**Work required**
Edit the records below by changing "bounding boxes" to "bounding rectangles" wherever it occurs, keeping every other part the same.

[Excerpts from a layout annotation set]
::::

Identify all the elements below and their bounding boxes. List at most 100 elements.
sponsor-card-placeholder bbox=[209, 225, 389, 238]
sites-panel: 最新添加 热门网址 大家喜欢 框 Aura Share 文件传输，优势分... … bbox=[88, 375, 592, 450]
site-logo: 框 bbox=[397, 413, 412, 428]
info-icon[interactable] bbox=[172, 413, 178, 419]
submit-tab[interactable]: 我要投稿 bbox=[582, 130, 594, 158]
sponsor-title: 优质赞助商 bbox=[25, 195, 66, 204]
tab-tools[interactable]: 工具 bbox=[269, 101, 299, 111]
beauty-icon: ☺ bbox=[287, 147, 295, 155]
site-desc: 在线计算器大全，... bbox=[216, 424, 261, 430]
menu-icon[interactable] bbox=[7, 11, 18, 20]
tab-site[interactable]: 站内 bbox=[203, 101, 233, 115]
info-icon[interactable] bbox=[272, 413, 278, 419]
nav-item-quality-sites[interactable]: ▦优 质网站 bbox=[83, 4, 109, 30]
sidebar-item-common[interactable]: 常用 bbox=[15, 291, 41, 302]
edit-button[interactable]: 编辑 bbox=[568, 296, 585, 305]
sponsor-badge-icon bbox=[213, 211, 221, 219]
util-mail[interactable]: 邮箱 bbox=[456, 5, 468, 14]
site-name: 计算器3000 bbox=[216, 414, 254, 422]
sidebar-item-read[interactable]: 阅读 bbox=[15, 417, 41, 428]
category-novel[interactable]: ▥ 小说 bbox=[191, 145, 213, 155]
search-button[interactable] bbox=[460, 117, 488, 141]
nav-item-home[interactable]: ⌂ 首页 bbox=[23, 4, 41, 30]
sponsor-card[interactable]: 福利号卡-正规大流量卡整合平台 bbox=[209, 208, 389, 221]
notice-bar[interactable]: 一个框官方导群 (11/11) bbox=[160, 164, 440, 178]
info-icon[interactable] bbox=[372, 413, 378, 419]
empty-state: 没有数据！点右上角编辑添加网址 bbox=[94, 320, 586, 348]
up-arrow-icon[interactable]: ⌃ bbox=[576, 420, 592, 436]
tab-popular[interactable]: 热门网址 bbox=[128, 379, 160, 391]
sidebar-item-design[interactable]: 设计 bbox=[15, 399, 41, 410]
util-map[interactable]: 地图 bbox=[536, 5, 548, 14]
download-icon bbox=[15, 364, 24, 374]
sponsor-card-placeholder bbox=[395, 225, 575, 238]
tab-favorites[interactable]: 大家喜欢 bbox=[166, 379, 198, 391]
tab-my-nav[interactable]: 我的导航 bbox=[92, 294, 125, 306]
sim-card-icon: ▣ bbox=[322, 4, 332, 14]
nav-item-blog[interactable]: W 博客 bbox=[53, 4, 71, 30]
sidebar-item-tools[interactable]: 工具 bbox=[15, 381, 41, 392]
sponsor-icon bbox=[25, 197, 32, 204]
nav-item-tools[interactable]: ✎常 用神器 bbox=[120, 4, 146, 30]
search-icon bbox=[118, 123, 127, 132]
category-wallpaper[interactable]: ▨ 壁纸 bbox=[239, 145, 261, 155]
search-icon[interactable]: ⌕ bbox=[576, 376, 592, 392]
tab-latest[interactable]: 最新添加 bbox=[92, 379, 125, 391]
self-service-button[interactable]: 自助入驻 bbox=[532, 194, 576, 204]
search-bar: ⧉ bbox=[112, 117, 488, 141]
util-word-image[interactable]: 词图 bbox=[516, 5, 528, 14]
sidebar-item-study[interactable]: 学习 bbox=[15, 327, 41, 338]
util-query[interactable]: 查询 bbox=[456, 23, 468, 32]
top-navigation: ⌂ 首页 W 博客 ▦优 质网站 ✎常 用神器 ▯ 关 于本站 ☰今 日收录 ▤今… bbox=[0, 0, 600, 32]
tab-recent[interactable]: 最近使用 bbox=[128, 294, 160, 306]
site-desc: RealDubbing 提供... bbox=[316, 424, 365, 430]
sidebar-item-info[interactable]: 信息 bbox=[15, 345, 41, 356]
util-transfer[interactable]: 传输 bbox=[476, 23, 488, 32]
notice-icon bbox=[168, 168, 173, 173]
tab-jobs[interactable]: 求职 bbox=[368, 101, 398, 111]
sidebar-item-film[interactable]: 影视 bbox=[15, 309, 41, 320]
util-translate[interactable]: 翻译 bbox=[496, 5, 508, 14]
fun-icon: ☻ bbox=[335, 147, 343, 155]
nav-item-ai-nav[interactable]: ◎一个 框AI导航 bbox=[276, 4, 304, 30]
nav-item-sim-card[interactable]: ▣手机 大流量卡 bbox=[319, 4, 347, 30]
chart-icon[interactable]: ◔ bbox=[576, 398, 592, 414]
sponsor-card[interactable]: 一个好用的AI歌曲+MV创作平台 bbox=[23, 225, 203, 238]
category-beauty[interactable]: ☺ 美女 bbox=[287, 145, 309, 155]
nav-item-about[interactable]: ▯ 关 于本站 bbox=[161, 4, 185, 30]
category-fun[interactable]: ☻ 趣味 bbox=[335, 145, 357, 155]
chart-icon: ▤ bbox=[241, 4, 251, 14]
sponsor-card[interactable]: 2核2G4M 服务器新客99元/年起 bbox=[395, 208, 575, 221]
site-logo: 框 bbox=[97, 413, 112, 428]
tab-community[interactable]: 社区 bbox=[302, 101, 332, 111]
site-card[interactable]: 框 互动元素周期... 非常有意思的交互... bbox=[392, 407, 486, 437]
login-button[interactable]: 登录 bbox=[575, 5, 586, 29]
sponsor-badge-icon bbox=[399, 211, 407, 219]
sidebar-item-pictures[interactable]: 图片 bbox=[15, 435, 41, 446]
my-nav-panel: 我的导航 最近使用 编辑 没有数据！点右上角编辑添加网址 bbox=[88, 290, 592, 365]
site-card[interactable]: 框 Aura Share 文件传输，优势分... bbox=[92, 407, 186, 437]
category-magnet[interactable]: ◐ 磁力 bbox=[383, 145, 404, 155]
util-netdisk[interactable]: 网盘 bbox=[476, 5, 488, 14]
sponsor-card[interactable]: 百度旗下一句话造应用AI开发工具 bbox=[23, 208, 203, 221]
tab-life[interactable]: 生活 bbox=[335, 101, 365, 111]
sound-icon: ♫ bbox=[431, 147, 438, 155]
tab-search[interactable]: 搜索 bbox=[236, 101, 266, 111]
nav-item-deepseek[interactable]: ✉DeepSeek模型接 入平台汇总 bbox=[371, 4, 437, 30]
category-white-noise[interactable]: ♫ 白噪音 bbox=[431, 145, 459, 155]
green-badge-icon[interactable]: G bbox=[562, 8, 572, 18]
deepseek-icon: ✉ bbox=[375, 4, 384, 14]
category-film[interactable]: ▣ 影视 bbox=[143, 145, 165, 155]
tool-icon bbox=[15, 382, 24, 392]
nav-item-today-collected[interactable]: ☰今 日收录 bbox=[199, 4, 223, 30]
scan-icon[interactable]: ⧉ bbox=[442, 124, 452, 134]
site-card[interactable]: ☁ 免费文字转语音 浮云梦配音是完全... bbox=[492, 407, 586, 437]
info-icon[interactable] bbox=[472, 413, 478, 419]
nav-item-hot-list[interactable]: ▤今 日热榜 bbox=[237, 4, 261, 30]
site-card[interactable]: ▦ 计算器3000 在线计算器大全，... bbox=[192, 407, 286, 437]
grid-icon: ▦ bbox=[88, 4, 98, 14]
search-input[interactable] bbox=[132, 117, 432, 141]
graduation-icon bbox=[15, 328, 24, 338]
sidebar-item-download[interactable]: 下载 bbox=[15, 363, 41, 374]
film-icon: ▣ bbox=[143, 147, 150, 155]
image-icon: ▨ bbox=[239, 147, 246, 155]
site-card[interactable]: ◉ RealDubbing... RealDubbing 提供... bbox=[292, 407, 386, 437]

::::

**Output below**
Identify all the elements below and their bounding rectangles. List at most 100 elements.
sponsor-card-placeholder bbox=[209, 225, 389, 238]
sites-panel: 最新添加 热门网址 大家喜欢 框 Aura Share 文件传输，优势分... … bbox=[88, 375, 592, 450]
site-logo: 框 bbox=[397, 413, 412, 428]
info-icon[interactable] bbox=[172, 413, 178, 419]
submit-tab[interactable]: 我要投稿 bbox=[582, 130, 594, 158]
sponsor-title: 优质赞助商 bbox=[25, 195, 66, 204]
tab-tools[interactable]: 工具 bbox=[269, 101, 299, 111]
beauty-icon: ☺ bbox=[287, 147, 295, 155]
site-desc: 在线计算器大全，... bbox=[216, 424, 261, 430]
menu-icon[interactable] bbox=[7, 11, 18, 20]
tab-site[interactable]: 站内 bbox=[203, 101, 233, 115]
info-icon[interactable] bbox=[272, 413, 278, 419]
nav-item-quality-sites[interactable]: ▦优 质网站 bbox=[83, 4, 109, 30]
sidebar-item-common[interactable]: 常用 bbox=[15, 291, 41, 302]
edit-button[interactable]: 编辑 bbox=[568, 296, 585, 305]
sponsor-badge-icon bbox=[213, 211, 221, 219]
util-mail[interactable]: 邮箱 bbox=[456, 5, 468, 14]
site-name: 计算器3000 bbox=[216, 414, 254, 422]
sidebar-item-read[interactable]: 阅读 bbox=[15, 417, 41, 428]
category-novel[interactable]: ▥ 小说 bbox=[191, 145, 213, 155]
search-button[interactable] bbox=[460, 117, 488, 141]
nav-item-home[interactable]: ⌂ 首页 bbox=[23, 4, 41, 30]
sponsor-card[interactable]: 福利号卡-正规大流量卡整合平台 bbox=[209, 208, 389, 221]
notice-bar[interactable]: 一个框官方导群 (11/11) bbox=[160, 164, 440, 178]
info-icon[interactable] bbox=[372, 413, 378, 419]
empty-state: 没有数据！点右上角编辑添加网址 bbox=[94, 320, 586, 348]
up-arrow-icon[interactable]: ⌃ bbox=[576, 420, 592, 436]
tab-popular[interactable]: 热门网址 bbox=[128, 379, 160, 391]
sidebar-item-design[interactable]: 设计 bbox=[15, 399, 41, 410]
util-map[interactable]: 地图 bbox=[536, 5, 548, 14]
download-icon bbox=[15, 364, 24, 374]
sponsor-card-placeholder bbox=[395, 225, 575, 238]
tab-favorites[interactable]: 大家喜欢 bbox=[166, 379, 198, 391]
tab-my-nav[interactable]: 我的导航 bbox=[92, 294, 125, 306]
sim-card-icon: ▣ bbox=[322, 4, 332, 14]
nav-item-blog[interactable]: W 博客 bbox=[53, 4, 71, 30]
sidebar-item-tools[interactable]: 工具 bbox=[15, 381, 41, 392]
sponsor-icon bbox=[25, 197, 32, 204]
nav-item-tools[interactable]: ✎常 用神器 bbox=[120, 4, 146, 30]
search-icon bbox=[118, 123, 127, 132]
category-wallpaper[interactable]: ▨ 壁纸 bbox=[239, 145, 261, 155]
search-icon[interactable]: ⌕ bbox=[576, 376, 592, 392]
tab-latest[interactable]: 最新添加 bbox=[92, 379, 125, 391]
self-service-button[interactable]: 自助入驻 bbox=[532, 194, 576, 204]
search-bar: ⧉ bbox=[112, 117, 488, 141]
util-word-image[interactable]: 词图 bbox=[516, 5, 528, 14]
sidebar-item-study[interactable]: 学习 bbox=[15, 327, 41, 338]
util-query[interactable]: 查询 bbox=[456, 23, 468, 32]
top-navigation: ⌂ 首页 W 博客 ▦优 质网站 ✎常 用神器 ▯ 关 于本站 ☰今 日收录 ▤今… bbox=[0, 0, 600, 32]
tab-recent[interactable]: 最近使用 bbox=[128, 294, 160, 306]
site-desc: RealDubbing 提供... bbox=[316, 424, 365, 430]
sidebar-item-info[interactable]: 信息 bbox=[15, 345, 41, 356]
util-transfer[interactable]: 传输 bbox=[476, 23, 488, 32]
notice-icon bbox=[168, 168, 173, 173]
tab-jobs[interactable]: 求职 bbox=[368, 101, 398, 111]
sidebar-item-film[interactable]: 影视 bbox=[15, 309, 41, 320]
util-translate[interactable]: 翻译 bbox=[496, 5, 508, 14]
fun-icon: ☻ bbox=[335, 147, 343, 155]
nav-item-ai-nav[interactable]: ◎一个 框AI导航 bbox=[276, 4, 304, 30]
nav-item-sim-card[interactable]: ▣手机 大流量卡 bbox=[319, 4, 347, 30]
chart-icon[interactable]: ◔ bbox=[576, 398, 592, 414]
sponsor-card[interactable]: 一个好用的AI歌曲+MV创作平台 bbox=[23, 225, 203, 238]
category-beauty[interactable]: ☺ 美女 bbox=[287, 145, 309, 155]
nav-item-about[interactable]: ▯ 关 于本站 bbox=[161, 4, 185, 30]
category-fun[interactable]: ☻ 趣味 bbox=[335, 145, 357, 155]
chart-icon: ▤ bbox=[241, 4, 251, 14]
sponsor-card[interactable]: 2核2G4M 服务器新客99元/年起 bbox=[395, 208, 575, 221]
site-logo: 框 bbox=[97, 413, 112, 428]
tab-community[interactable]: 社区 bbox=[302, 101, 332, 111]
site-card[interactable]: 框 互动元素周期... 非常有意思的交互... bbox=[392, 407, 486, 437]
login-button[interactable]: 登录 bbox=[575, 5, 586, 29]
sponsor-badge-icon bbox=[399, 211, 407, 219]
sidebar-item-pictures[interactable]: 图片 bbox=[15, 435, 41, 446]
my-nav-panel: 我的导航 最近使用 编辑 没有数据！点右上角编辑添加网址 bbox=[88, 290, 592, 365]
site-card[interactable]: 框 Aura Share 文件传输，优势分... bbox=[92, 407, 186, 437]
category-magnet[interactable]: ◐ 磁力 bbox=[383, 145, 404, 155]
util-netdisk[interactable]: 网盘 bbox=[476, 5, 488, 14]
sponsor-card[interactable]: 百度旗下一句话造应用AI开发工具 bbox=[23, 208, 203, 221]
tab-life[interactable]: 生活 bbox=[335, 101, 365, 111]
sound-icon: ♫ bbox=[431, 147, 438, 155]
tab-search[interactable]: 搜索 bbox=[236, 101, 266, 111]
nav-item-deepseek[interactable]: ✉DeepSeek模型接 入平台汇总 bbox=[371, 4, 437, 30]
category-white-noise[interactable]: ♫ 白噪音 bbox=[431, 145, 459, 155]
green-badge-icon[interactable]: G bbox=[562, 8, 572, 18]
deepseek-icon: ✉ bbox=[375, 4, 384, 14]
category-film[interactable]: ▣ 影视 bbox=[143, 145, 165, 155]
tool-icon bbox=[15, 382, 24, 392]
nav-item-today-collected[interactable]: ☰今 日收录 bbox=[199, 4, 223, 30]
scan-icon[interactable]: ⧉ bbox=[442, 124, 452, 134]
site-card[interactable]: ☁ 免费文字转语音 浮云梦配音是完全... bbox=[492, 407, 586, 437]
info-icon[interactable] bbox=[472, 413, 478, 419]
nav-item-hot-list[interactable]: ▤今 日热榜 bbox=[237, 4, 261, 30]
site-card[interactable]: ▦ 计算器3000 在线计算器大全，... bbox=[192, 407, 286, 437]
grid-icon: ▦ bbox=[88, 4, 98, 14]
search-input[interactable] bbox=[132, 117, 432, 141]
graduation-icon bbox=[15, 328, 24, 338]
sidebar-item-download[interactable]: 下载 bbox=[15, 363, 41, 374]
film-icon: ▣ bbox=[143, 147, 150, 155]
image-icon: ▨ bbox=[239, 147, 246, 155]
site-card[interactable]: ◉ RealDubbing... RealDubbing 提供... bbox=[292, 407, 386, 437]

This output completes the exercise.